Data listing |
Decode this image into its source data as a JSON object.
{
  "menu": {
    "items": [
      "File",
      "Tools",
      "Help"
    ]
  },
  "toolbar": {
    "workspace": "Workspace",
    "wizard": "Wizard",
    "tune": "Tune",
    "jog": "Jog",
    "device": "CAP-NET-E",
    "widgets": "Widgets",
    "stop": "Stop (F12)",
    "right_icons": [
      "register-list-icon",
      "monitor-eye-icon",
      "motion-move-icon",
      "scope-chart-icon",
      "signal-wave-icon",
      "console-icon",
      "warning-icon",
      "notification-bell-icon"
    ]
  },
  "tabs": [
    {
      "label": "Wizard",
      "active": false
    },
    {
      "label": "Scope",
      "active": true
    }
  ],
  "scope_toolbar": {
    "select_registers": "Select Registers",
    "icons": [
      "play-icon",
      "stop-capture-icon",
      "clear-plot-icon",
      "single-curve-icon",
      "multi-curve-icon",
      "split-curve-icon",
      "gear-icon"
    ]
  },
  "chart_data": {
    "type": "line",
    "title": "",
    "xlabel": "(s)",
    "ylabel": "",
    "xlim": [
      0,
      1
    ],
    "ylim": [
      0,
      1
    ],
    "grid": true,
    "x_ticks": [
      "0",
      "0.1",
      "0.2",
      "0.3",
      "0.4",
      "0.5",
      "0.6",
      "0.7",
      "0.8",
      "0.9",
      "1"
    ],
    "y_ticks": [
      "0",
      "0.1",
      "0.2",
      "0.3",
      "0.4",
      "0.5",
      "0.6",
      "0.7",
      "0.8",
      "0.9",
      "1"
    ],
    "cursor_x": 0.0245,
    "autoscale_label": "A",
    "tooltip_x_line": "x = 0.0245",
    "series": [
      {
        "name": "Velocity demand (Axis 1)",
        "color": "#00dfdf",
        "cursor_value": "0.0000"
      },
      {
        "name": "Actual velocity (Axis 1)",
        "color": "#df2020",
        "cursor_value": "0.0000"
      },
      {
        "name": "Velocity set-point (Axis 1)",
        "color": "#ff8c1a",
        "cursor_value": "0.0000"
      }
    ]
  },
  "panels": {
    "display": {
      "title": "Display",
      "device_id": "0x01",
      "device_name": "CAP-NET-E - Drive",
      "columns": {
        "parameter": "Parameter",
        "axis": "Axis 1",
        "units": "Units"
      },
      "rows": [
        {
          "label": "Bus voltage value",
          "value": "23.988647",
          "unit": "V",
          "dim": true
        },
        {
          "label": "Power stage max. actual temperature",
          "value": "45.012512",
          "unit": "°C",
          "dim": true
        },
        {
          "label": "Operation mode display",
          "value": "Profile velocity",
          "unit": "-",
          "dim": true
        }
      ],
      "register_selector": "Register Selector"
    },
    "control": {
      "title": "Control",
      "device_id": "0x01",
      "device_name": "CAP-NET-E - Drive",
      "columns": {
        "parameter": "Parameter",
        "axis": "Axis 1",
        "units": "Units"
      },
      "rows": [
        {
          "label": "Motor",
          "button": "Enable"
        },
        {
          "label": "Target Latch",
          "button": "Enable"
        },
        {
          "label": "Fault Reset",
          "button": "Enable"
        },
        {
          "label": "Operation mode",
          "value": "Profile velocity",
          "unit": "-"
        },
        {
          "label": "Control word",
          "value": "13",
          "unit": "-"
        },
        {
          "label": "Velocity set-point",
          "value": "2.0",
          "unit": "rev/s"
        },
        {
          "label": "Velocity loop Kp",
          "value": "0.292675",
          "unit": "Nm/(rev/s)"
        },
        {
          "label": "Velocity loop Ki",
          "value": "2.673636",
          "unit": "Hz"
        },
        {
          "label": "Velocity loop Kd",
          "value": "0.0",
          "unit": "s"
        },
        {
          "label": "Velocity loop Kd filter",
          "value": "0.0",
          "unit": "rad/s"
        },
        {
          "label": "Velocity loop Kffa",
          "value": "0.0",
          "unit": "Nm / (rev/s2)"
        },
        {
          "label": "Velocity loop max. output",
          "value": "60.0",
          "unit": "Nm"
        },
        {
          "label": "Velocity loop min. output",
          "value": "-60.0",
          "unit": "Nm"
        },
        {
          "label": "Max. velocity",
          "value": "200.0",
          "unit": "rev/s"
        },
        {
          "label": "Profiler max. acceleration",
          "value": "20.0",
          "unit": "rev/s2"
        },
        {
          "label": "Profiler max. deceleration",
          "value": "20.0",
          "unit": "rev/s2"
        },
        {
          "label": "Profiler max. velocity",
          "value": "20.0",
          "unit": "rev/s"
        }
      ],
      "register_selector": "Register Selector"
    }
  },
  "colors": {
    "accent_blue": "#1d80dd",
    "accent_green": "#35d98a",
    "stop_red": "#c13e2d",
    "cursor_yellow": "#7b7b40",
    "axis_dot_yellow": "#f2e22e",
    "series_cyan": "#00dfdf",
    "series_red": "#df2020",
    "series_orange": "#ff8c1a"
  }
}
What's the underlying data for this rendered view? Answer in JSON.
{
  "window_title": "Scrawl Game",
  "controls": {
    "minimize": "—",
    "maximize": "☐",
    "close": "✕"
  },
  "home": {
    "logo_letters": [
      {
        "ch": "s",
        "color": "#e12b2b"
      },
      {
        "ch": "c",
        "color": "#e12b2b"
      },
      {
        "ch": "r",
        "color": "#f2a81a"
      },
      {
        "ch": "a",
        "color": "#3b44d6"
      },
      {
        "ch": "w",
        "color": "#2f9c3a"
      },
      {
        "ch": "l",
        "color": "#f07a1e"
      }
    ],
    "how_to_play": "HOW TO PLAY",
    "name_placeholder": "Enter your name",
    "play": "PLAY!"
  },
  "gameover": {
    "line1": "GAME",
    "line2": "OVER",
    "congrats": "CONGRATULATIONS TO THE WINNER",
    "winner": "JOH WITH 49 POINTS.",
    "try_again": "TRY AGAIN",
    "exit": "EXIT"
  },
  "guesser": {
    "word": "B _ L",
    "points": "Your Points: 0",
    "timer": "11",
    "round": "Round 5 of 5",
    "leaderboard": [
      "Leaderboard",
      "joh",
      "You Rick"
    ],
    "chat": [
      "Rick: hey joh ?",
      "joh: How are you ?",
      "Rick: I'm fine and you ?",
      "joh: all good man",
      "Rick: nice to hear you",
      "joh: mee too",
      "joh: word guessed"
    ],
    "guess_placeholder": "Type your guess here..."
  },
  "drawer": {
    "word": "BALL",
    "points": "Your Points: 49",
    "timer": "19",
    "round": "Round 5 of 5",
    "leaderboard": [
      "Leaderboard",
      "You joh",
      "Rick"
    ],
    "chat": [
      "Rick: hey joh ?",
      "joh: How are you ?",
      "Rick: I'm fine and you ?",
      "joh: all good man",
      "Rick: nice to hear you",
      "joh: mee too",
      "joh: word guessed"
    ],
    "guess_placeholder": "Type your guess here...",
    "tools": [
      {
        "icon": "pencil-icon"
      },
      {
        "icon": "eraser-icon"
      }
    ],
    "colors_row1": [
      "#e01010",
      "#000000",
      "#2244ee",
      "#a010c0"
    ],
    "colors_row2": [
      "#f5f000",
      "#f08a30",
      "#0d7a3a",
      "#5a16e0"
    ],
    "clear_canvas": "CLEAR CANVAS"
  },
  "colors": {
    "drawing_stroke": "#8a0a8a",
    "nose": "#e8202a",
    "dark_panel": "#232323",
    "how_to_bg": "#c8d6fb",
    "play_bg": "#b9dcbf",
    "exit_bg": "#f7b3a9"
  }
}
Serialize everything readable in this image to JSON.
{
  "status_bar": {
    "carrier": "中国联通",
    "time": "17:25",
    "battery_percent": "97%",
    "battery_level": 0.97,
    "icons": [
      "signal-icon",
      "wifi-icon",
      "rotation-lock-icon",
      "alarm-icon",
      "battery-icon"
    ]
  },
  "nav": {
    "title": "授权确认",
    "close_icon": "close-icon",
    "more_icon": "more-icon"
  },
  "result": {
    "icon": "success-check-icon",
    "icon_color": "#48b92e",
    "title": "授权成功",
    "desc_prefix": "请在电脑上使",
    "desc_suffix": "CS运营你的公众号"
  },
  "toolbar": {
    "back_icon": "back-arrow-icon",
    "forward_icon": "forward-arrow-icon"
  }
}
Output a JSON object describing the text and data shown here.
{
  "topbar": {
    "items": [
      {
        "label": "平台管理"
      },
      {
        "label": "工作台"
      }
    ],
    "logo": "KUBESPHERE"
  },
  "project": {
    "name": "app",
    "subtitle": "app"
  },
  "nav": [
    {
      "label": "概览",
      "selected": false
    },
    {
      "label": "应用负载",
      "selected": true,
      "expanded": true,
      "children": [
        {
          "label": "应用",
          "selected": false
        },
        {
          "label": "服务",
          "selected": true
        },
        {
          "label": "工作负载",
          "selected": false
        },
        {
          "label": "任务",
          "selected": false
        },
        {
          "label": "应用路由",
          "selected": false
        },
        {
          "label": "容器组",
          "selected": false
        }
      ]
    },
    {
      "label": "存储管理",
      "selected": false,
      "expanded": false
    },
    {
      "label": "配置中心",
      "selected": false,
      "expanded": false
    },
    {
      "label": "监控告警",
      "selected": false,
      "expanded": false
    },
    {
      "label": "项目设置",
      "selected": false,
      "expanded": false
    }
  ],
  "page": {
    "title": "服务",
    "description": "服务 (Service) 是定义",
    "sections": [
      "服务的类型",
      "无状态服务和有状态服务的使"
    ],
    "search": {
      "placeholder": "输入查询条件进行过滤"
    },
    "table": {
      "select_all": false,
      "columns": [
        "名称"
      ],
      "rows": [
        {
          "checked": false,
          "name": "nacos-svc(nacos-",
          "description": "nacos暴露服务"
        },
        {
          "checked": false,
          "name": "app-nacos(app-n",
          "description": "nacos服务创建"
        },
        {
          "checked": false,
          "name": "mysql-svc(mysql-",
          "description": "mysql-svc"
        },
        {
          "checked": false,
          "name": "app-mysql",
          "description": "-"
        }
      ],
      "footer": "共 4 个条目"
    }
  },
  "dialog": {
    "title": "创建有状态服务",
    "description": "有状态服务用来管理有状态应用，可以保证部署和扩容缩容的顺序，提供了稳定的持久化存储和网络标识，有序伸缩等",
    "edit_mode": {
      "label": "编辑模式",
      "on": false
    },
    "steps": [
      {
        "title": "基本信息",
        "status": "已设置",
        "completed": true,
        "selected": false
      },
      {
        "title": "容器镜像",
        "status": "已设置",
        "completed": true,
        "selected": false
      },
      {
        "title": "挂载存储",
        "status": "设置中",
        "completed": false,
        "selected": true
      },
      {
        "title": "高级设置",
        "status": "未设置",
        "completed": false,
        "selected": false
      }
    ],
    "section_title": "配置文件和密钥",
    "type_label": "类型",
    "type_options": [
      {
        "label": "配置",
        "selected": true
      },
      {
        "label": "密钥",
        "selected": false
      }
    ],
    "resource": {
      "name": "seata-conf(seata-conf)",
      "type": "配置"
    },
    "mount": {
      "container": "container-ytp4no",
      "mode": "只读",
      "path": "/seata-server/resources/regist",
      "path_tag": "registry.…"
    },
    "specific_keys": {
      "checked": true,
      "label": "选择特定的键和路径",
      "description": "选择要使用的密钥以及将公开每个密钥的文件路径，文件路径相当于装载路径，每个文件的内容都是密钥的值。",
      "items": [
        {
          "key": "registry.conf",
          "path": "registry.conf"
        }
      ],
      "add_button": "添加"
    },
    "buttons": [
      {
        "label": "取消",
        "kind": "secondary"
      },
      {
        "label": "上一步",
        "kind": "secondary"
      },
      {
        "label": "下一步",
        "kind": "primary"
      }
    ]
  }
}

What is asked | Go through the material above and copy each line that has the word "object".

Written solution |
Decode this image into its source data as a JSON object.
Output a JSON object describing the text and data shown here.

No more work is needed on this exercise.